Problem to work on> Using the data below, copy every line that contains the word "USGS".

Supplied records>
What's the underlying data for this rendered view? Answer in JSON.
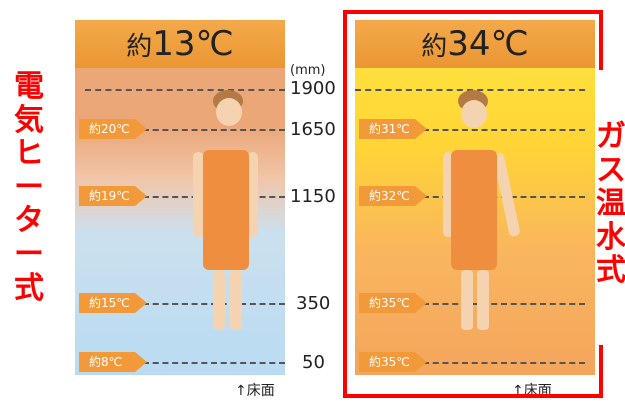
{
  "left_panel": {
    "header_prefix": "約",
    "header_value": "13℃",
    "labels": [
      "約20℃",
      "約19℃",
      "約15℃",
      "約8℃"
    ],
    "floor_label": "↑床面"
  },
  "right_panel": {
    "header_prefix": "約",
    "header_value": "34℃",
    "labels": [
      "約31℃",
      "約32℃",
      "約35℃",
      "約35℃"
    ],
    "floor_label": "↑床面"
  },
  "heights": {
    "unit": "(mm)",
    "values": [
      "1900",
      "1650",
      "1150",
      "350",
      "50"
    ]
  },
  "side_labels": {
    "left": "電\n気\nヒ\nー\nタ\nー\n式",
    "right": "ガ\nス\n温\n水\n式"
  },
  "colors": {
    "highlight": "#ff0000",
    "tag": "#f29a3a"
  }
}
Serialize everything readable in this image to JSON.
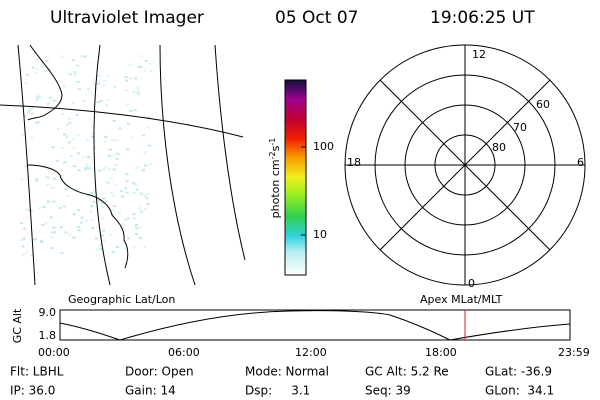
{
  "header": {
    "title": "Ultraviolet Imager",
    "date": "05 Oct 07",
    "time": "19:06:25 UT"
  },
  "colorbar": {
    "label": "photon cm",
    "exp1": "-2",
    "unit2": "s",
    "exp2": "-1",
    "ticks": [
      "100",
      "10"
    ]
  },
  "polar": {
    "labels": [
      "12",
      "60",
      "70",
      "80",
      "18",
      "6",
      "0"
    ]
  },
  "altitude": {
    "axis_label": "GC Alt",
    "yticks": [
      "9.0",
      "1.8"
    ],
    "left_title": "Geographic Lat/Lon",
    "right_title": "Apex MLat/MLT",
    "xticks": [
      "00:00",
      "06:00",
      "12:00",
      "18:00",
      "23:59"
    ]
  },
  "info": {
    "rows": [
      [
        "Flt: LBHL",
        "Door: Open",
        "Mode: Normal",
        "GC Alt: 5.2 Re",
        "GLat: -36.9"
      ],
      [
        "IP: 36.0",
        "Gain: 14",
        "Dsp:     3.1",
        "Seq: 39",
        "GLon:  34.1"
      ]
    ]
  }
}
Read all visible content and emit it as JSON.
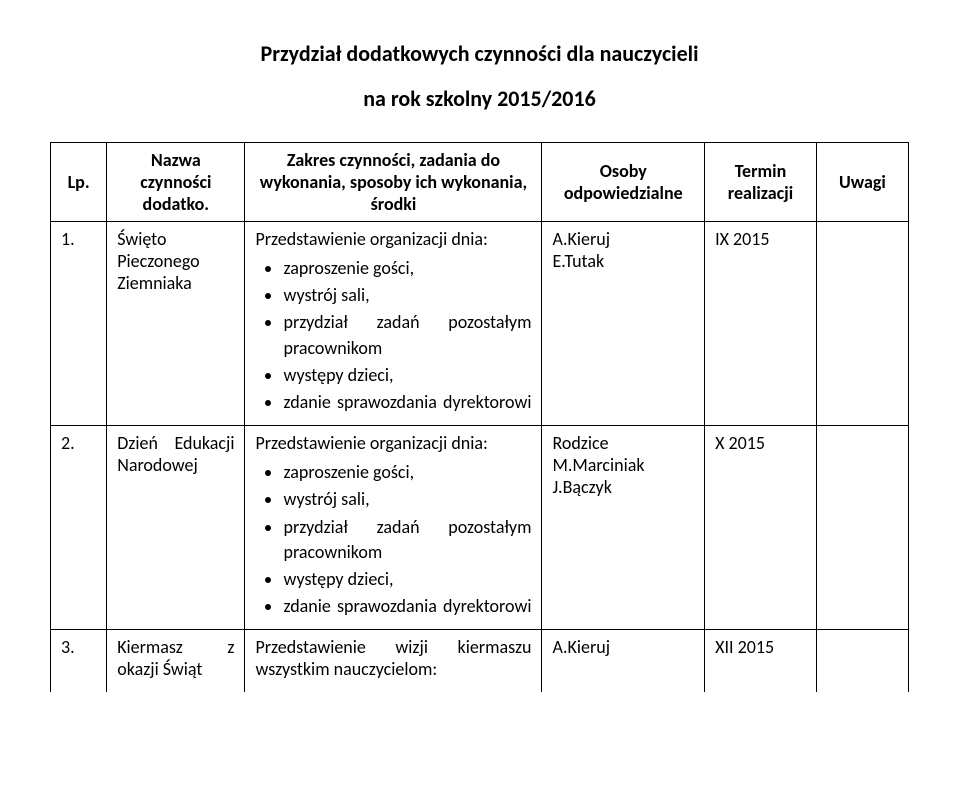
{
  "title": "Przydział dodatkowych czynności dla nauczycieli",
  "subtitle": "na rok szkolny 2015/2016",
  "headers": {
    "lp": "Lp.",
    "name": "Nazwa czynności dodatko.",
    "scope": "Zakres czynności, zadania do wykonania, sposoby ich wykonania, środki",
    "resp": "Osoby odpowiedzialne",
    "term": "Termin realizacji",
    "notes": "Uwagi"
  },
  "rows": [
    {
      "lp": "1.",
      "name": "Święto Pieczonego Ziemniaka",
      "intro": "Przedstawienie organizacji dnia:",
      "bullets": [
        "zaproszenie gości,",
        "wystrój sali,",
        "przydział zadań pozostałym pracownikom",
        "występy dzieci,",
        "zdanie sprawozdania dyrektorowi"
      ],
      "bullet_justify": [
        false,
        false,
        true,
        false,
        true
      ],
      "resp": [
        "A.Kieruj",
        "E.Tutak"
      ],
      "term": "IX 2015"
    },
    {
      "lp": "2.",
      "name": "Dzień Edukacji Narodowej",
      "intro": "Przedstawienie organizacji dnia:",
      "bullets": [
        "zaproszenie gości,",
        "wystrój sali,",
        "przydział zadań pozostałym pracownikom",
        "występy dzieci,",
        "zdanie sprawozdania dyrektorowi"
      ],
      "bullet_justify": [
        false,
        false,
        true,
        false,
        true
      ],
      "resp": [
        "Rodzice",
        "M.Marciniak",
        "J.Bączyk"
      ],
      "term": "X 2015"
    },
    {
      "lp": "3.",
      "name": "Kiermasz z okazji Świąt",
      "intro": "Przedstawienie wizji kiermaszu wszystkim nauczycielom:",
      "intro_justify": true,
      "bullets": [],
      "resp": [
        "A.Kieruj"
      ],
      "term": "XII 2015"
    }
  ]
}
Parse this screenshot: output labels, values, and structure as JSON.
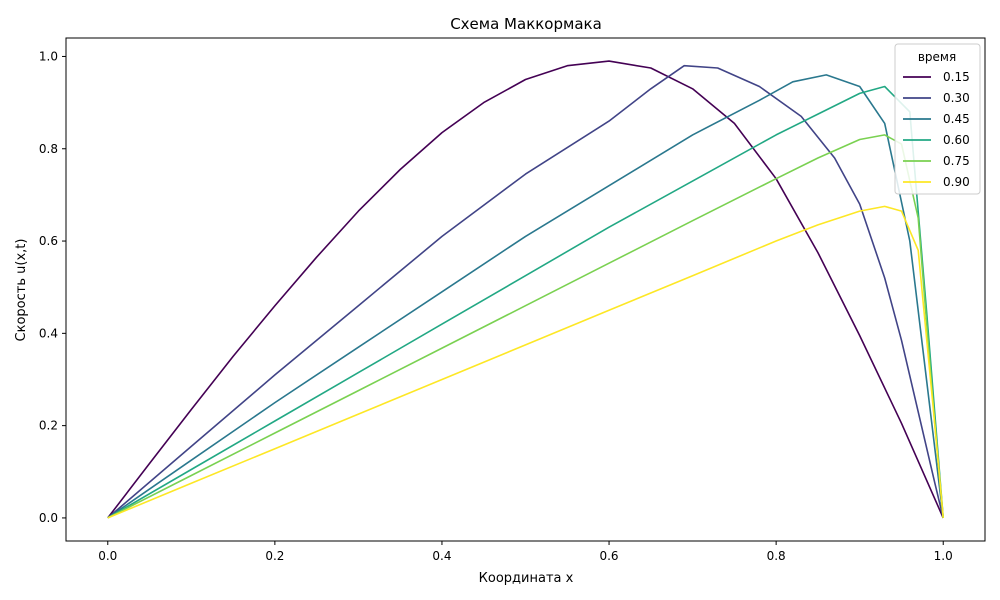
{
  "chart_data": {
    "type": "line",
    "title": "Схема Маккормака",
    "xlabel": "Координата x",
    "ylabel": "Скорость u(x,t)",
    "xlim": [
      -0.05,
      1.05
    ],
    "ylim": [
      -0.05,
      1.04
    ],
    "xticks": [
      "0.0",
      "0.2",
      "0.4",
      "0.6",
      "0.8",
      "1.0"
    ],
    "yticks": [
      "0.0",
      "0.2",
      "0.4",
      "0.6",
      "0.8",
      "1.0"
    ],
    "grid": false,
    "legend": {
      "title": "время",
      "placement": "top-right"
    },
    "series": [
      {
        "name": "0.15",
        "color": "#440154",
        "x": [
          0.0,
          0.05,
          0.1,
          0.15,
          0.2,
          0.25,
          0.3,
          0.35,
          0.4,
          0.45,
          0.5,
          0.55,
          0.6,
          0.65,
          0.7,
          0.75,
          0.8,
          0.85,
          0.9,
          0.95,
          1.0
        ],
        "y": [
          0.0,
          0.118,
          0.235,
          0.35,
          0.46,
          0.565,
          0.665,
          0.755,
          0.835,
          0.9,
          0.95,
          0.98,
          0.99,
          0.975,
          0.93,
          0.855,
          0.735,
          0.575,
          0.395,
          0.205,
          0.0
        ]
      },
      {
        "name": "0.30",
        "color": "#414487",
        "x": [
          0.0,
          0.1,
          0.2,
          0.3,
          0.4,
          0.5,
          0.6,
          0.65,
          0.69,
          0.73,
          0.78,
          0.83,
          0.87,
          0.9,
          0.93,
          0.95,
          0.97,
          0.99,
          1.0
        ],
        "y": [
          0.0,
          0.155,
          0.31,
          0.46,
          0.61,
          0.745,
          0.86,
          0.93,
          0.98,
          0.975,
          0.935,
          0.87,
          0.78,
          0.68,
          0.52,
          0.385,
          0.23,
          0.075,
          0.0
        ]
      },
      {
        "name": "0.45",
        "color": "#2a788e",
        "x": [
          0.0,
          0.1,
          0.2,
          0.3,
          0.4,
          0.5,
          0.6,
          0.7,
          0.78,
          0.82,
          0.86,
          0.9,
          0.93,
          0.96,
          0.98,
          1.0
        ],
        "y": [
          0.0,
          0.125,
          0.25,
          0.37,
          0.49,
          0.61,
          0.72,
          0.83,
          0.905,
          0.945,
          0.96,
          0.935,
          0.855,
          0.6,
          0.3,
          0.0
        ]
      },
      {
        "name": "0.60",
        "color": "#22a884",
        "x": [
          0.0,
          0.1,
          0.2,
          0.3,
          0.4,
          0.5,
          0.6,
          0.7,
          0.8,
          0.85,
          0.9,
          0.93,
          0.96,
          0.98,
          1.0
        ],
        "y": [
          0.0,
          0.105,
          0.21,
          0.315,
          0.42,
          0.525,
          0.63,
          0.73,
          0.83,
          0.875,
          0.92,
          0.935,
          0.88,
          0.45,
          0.0
        ]
      },
      {
        "name": "0.75",
        "color": "#7ad151",
        "x": [
          0.0,
          0.1,
          0.2,
          0.3,
          0.4,
          0.5,
          0.6,
          0.7,
          0.8,
          0.85,
          0.9,
          0.93,
          0.95,
          0.97,
          0.99,
          1.0
        ],
        "y": [
          0.0,
          0.092,
          0.184,
          0.276,
          0.368,
          0.46,
          0.552,
          0.644,
          0.735,
          0.78,
          0.82,
          0.83,
          0.81,
          0.65,
          0.2,
          0.0
        ]
      },
      {
        "name": "0.90",
        "color": "#fde725",
        "x": [
          0.0,
          0.1,
          0.2,
          0.3,
          0.4,
          0.5,
          0.6,
          0.7,
          0.8,
          0.85,
          0.9,
          0.93,
          0.95,
          0.97,
          0.99,
          1.0
        ],
        "y": [
          0.0,
          0.075,
          0.15,
          0.225,
          0.3,
          0.375,
          0.45,
          0.525,
          0.6,
          0.635,
          0.665,
          0.675,
          0.665,
          0.58,
          0.2,
          0.0
        ]
      }
    ]
  }
}
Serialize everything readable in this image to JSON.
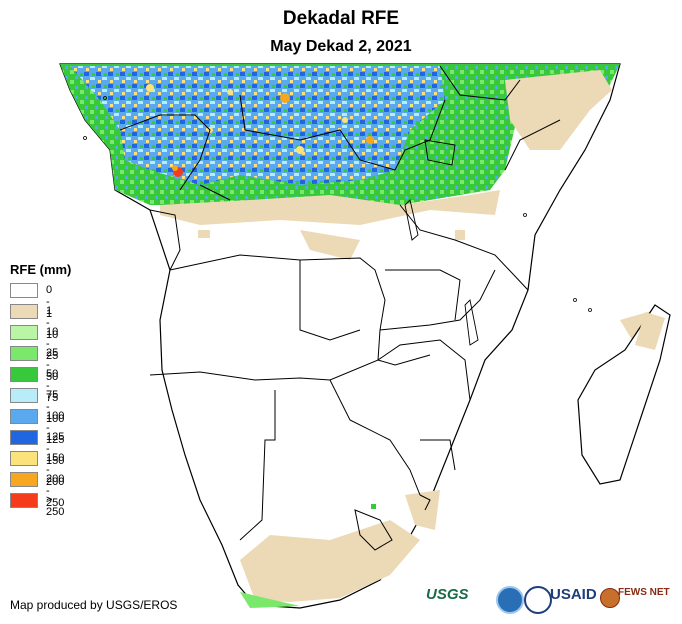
{
  "header": {
    "title": "Dekadal RFE",
    "subtitle": "May Dekad 2, 2021"
  },
  "legend": {
    "title": "RFE (mm)",
    "items": [
      {
        "label": "0 - 1",
        "color": "#ffffff"
      },
      {
        "label": "1 - 10",
        "color": "#ecd9b5"
      },
      {
        "label": "10 - 25",
        "color": "#b9f5a4"
      },
      {
        "label": "25 - 50",
        "color": "#7ae86b"
      },
      {
        "label": "50 - 75",
        "color": "#37c93b"
      },
      {
        "label": "75 - 100",
        "color": "#b7ecf8"
      },
      {
        "label": "100 - 125",
        "color": "#5aa8ee"
      },
      {
        "label": "125 - 150",
        "color": "#1f66e0"
      },
      {
        "label": "150 - 200",
        "color": "#fbe27a"
      },
      {
        "label": "200 - 250",
        "color": "#f7a71f"
      },
      {
        "label": "> 250",
        "color": "#f43b1c"
      }
    ]
  },
  "credit": "Map produced by USGS/EROS",
  "logos": {
    "usgs": "USGS",
    "usaid": "USAID",
    "fews": "FEWS NET"
  }
}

Problem solution>
  "credit": "Map produced by USGS/EROS",
    "usgs": "USGS",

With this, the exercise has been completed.